Work to complete:
From the records below, pull each line that has "background".

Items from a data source

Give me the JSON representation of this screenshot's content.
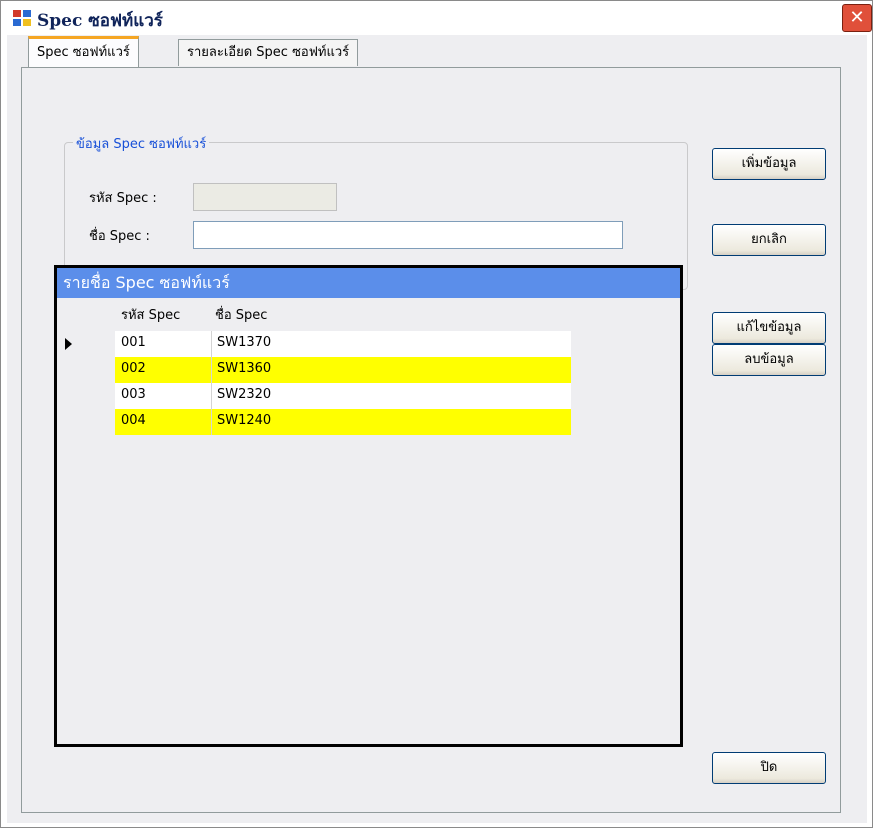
{
  "window": {
    "title": "Spec ซอฟท์แวร์",
    "close_glyph": "✕"
  },
  "tabs": [
    {
      "label": "Spec ซอฟท์แวร์",
      "active": true
    },
    {
      "label": "รายละเอียด Spec ซอฟท์แวร์",
      "active": false
    }
  ],
  "group": {
    "legend": "ข้อมูล Spec ซอฟท์แวร์",
    "code_label": "รหัส Spec :",
    "code_value": "",
    "name_label": "ชื่อ Spec :",
    "name_value": ""
  },
  "buttons": {
    "add": "เพิ่มข้อมูล",
    "cancel": "ยกเลิก",
    "edit": "แก้ไขข้อมูล",
    "delete": "ลบข้อมูล",
    "close": "ปิด"
  },
  "grid": {
    "caption": "รายชื่อ Spec ซอฟท์แวร์",
    "columns": [
      "รหัส Spec",
      "ชื่อ Spec"
    ],
    "rows": [
      {
        "code": "001",
        "name": "SW1370"
      },
      {
        "code": "002",
        "name": "SW1360"
      },
      {
        "code": "003",
        "name": "SW2320"
      },
      {
        "code": "004",
        "name": "SW1240"
      }
    ],
    "selected_row": 0
  },
  "colors": {
    "caption_bg": "#5b8eea",
    "alt_row_bg": "#ffff00",
    "tab_highlight": "#f5a623",
    "legend_text": "#1850d8"
  }
}
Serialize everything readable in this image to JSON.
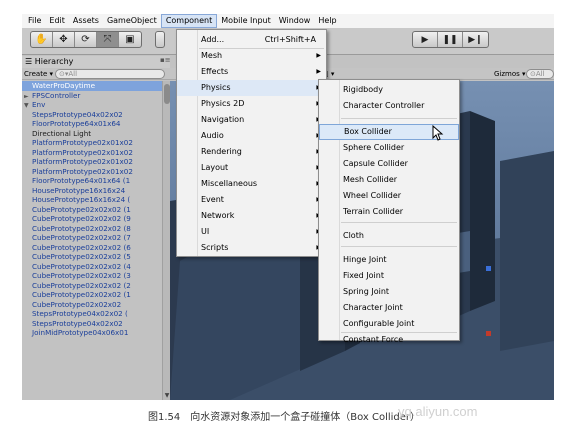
{
  "menubar": [
    "File",
    "Edit",
    "Assets",
    "GameObject",
    "Component",
    "Mobile Input",
    "Window",
    "Help"
  ],
  "hierarchy": {
    "title": "Hierarchy",
    "create_label": "Create",
    "search_placeholder": "All",
    "items": [
      {
        "text": "WaterProDaytime",
        "level": 0,
        "selected": true
      },
      {
        "text": "FPSController",
        "level": 0,
        "arrow": "►"
      },
      {
        "text": "Env",
        "level": 0,
        "arrow": "▼"
      },
      {
        "text": "StepsPrototype04x02x02",
        "level": 1
      },
      {
        "text": "FloorPrototype64x01x64",
        "level": 1
      },
      {
        "text": "Directional Light",
        "level": 1,
        "plain": true
      },
      {
        "text": "PlatformPrototype02x01x02",
        "level": 1
      },
      {
        "text": "PlatformPrototype02x01x02",
        "level": 1
      },
      {
        "text": "PlatformPrototype02x01x02",
        "level": 1
      },
      {
        "text": "PlatformPrototype02x01x02",
        "level": 1
      },
      {
        "text": "FloorPrototype64x01x64 (1",
        "level": 1
      },
      {
        "text": "HousePrototype16x16x24",
        "level": 1
      },
      {
        "text": "HousePrototype16x16x24 (",
        "level": 1
      },
      {
        "text": "CubePrototype02x02x02 (1",
        "level": 1
      },
      {
        "text": "CubePrototype02x02x02 (9",
        "level": 1
      },
      {
        "text": "CubePrototype02x02x02 (8",
        "level": 1
      },
      {
        "text": "CubePrototype02x02x02 (7",
        "level": 1
      },
      {
        "text": "CubePrototype02x02x02 (6",
        "level": 1
      },
      {
        "text": "CubePrototype02x02x02 (5",
        "level": 1
      },
      {
        "text": "CubePrototype02x02x02 (4",
        "level": 1
      },
      {
        "text": "CubePrototype02x02x02 (3",
        "level": 1
      },
      {
        "text": "CubePrototype02x02x02 (2",
        "level": 1
      },
      {
        "text": "CubePrototype02x02x02 (1",
        "level": 1
      },
      {
        "text": "CubePrototype02x02x02",
        "level": 1
      },
      {
        "text": "StepsPrototype04x02x02 (",
        "level": 1
      },
      {
        "text": "StepsPrototype04x02x02",
        "level": 1
      },
      {
        "text": "JoinMidPrototype04x06x01",
        "level": 1
      }
    ]
  },
  "scene": {
    "gizmos_label": "Gizmos",
    "search_placeholder": "All"
  },
  "component_menu": {
    "items": [
      {
        "label": "Add...",
        "shortcut": "Ctrl+Shift+A"
      },
      {
        "label": "Mesh",
        "submenu": true
      },
      {
        "label": "Effects",
        "submenu": true
      },
      {
        "label": "Physics",
        "submenu": true,
        "highlight": true
      },
      {
        "label": "Physics 2D",
        "submenu": true
      },
      {
        "label": "Navigation",
        "submenu": true
      },
      {
        "label": "Audio",
        "submenu": true
      },
      {
        "label": "Rendering",
        "submenu": true
      },
      {
        "label": "Layout",
        "submenu": true
      },
      {
        "label": "Miscellaneous",
        "submenu": true
      },
      {
        "label": "Event",
        "submenu": true
      },
      {
        "label": "Network",
        "submenu": true
      },
      {
        "label": "UI",
        "submenu": true
      },
      {
        "label": "Scripts",
        "submenu": true
      }
    ]
  },
  "physics_menu": {
    "items": [
      {
        "label": "Rigidbody"
      },
      {
        "label": "Character Controller"
      },
      {
        "label": "Box Collider",
        "highlight": true
      },
      {
        "label": "Sphere Collider"
      },
      {
        "label": "Capsule Collider"
      },
      {
        "label": "Mesh Collider"
      },
      {
        "label": "Wheel Collider"
      },
      {
        "label": "Terrain Collider"
      },
      {
        "label": "Cloth"
      },
      {
        "label": "Hinge Joint"
      },
      {
        "label": "Fixed Joint"
      },
      {
        "label": "Spring Joint"
      },
      {
        "label": "Character Joint"
      },
      {
        "label": "Configurable Joint"
      },
      {
        "label": "Constant Force"
      }
    ]
  },
  "caption": "图1.54　向水资源对象添加一个盒子碰撞体（Box Collider）",
  "watermark": "yq.aliyun.com",
  "colors": {
    "menu_highlight": "#dde8f6",
    "selection": "#7ea3dc",
    "hierarchy_text": "#1b3f9a",
    "scene_sky": "#5b7699",
    "building": "#2f3d52"
  },
  "icons": [
    "hand-icon",
    "move-icon",
    "rotate-icon",
    "scale-icon",
    "rect-icon",
    "play-icon",
    "pause-icon",
    "step-icon",
    "lock-icon",
    "cursor-arrow-icon"
  ]
}
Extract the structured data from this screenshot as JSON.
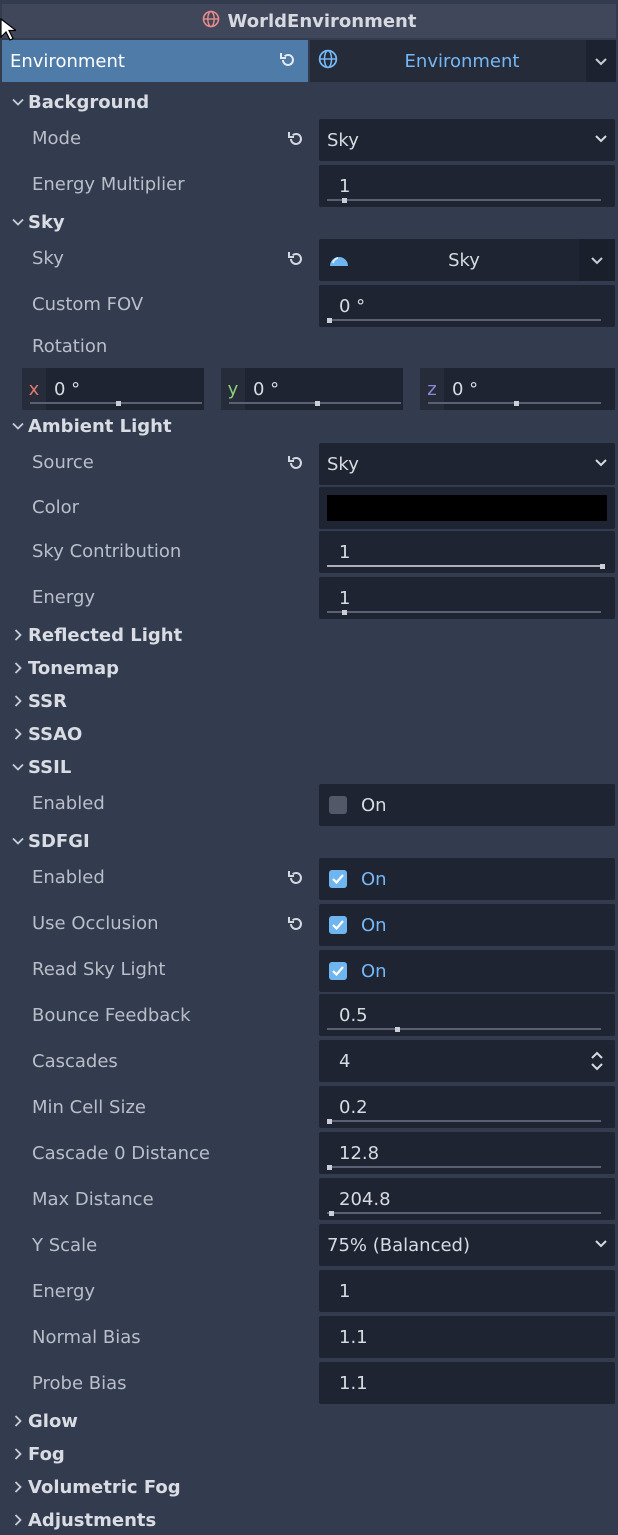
{
  "title": "WorldEnvironment",
  "resource": {
    "property_label": "Environment",
    "value": "Environment"
  },
  "sections": {
    "background": "Background",
    "sky": "Sky",
    "ambient_light": "Ambient Light",
    "reflected_light": "Reflected Light",
    "tonemap": "Tonemap",
    "ssr": "SSR",
    "ssao": "SSAO",
    "ssil": "SSIL",
    "sdfgi": "SDFGI",
    "glow": "Glow",
    "fog": "Fog",
    "volumetric_fog": "Volumetric Fog",
    "adjustments": "Adjustments"
  },
  "background": {
    "mode_label": "Mode",
    "mode_value": "Sky",
    "energy_label": "Energy Multiplier",
    "energy_value": "1"
  },
  "sky": {
    "sky_label": "Sky",
    "sky_value": "Sky",
    "fov_label": "Custom FOV",
    "fov_value": "0 °",
    "rotation_label": "Rotation",
    "rot_x_axis": "x",
    "rot_x": "0 °",
    "rot_y_axis": "y",
    "rot_y": "0 °",
    "rot_z_axis": "z",
    "rot_z": "0 °"
  },
  "ambient": {
    "source_label": "Source",
    "source_value": "Sky",
    "color_label": "Color",
    "color_value": "#000000",
    "skycontrib_label": "Sky Contribution",
    "skycontrib_value": "1",
    "energy_label": "Energy",
    "energy_value": "1"
  },
  "ssil": {
    "enabled_label": "Enabled",
    "enabled_value": "On"
  },
  "sdfgi": {
    "enabled_label": "Enabled",
    "enabled_value": "On",
    "occlusion_label": "Use Occlusion",
    "occlusion_value": "On",
    "skylight_label": "Read Sky Light",
    "skylight_value": "On",
    "bounce_label": "Bounce Feedback",
    "bounce_value": "0.5",
    "cascades_label": "Cascades",
    "cascades_value": "4",
    "mincell_label": "Min Cell Size",
    "mincell_value": "0.2",
    "cascade0_label": "Cascade 0 Distance",
    "cascade0_value": "12.8",
    "maxdist_label": "Max Distance",
    "maxdist_value": "204.8",
    "yscale_label": "Y Scale",
    "yscale_value": "75% (Balanced)",
    "energy_label": "Energy",
    "energy_value": "1",
    "normalbias_label": "Normal Bias",
    "normalbias_value": "1.1",
    "probebias_label": "Probe Bias",
    "probebias_value": "1.1"
  },
  "colors": {
    "accent": "#75b8f5",
    "header_selected": "#4e7ba8",
    "panel": "#333b4f",
    "field": "#1f2432"
  },
  "icons": {
    "globe": "globe-icon",
    "revert": "revert-icon",
    "chevron": "chevron-icon",
    "checkbox": "checkbox-icon"
  }
}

Expected answer:
    "background": "Background",
  "background": {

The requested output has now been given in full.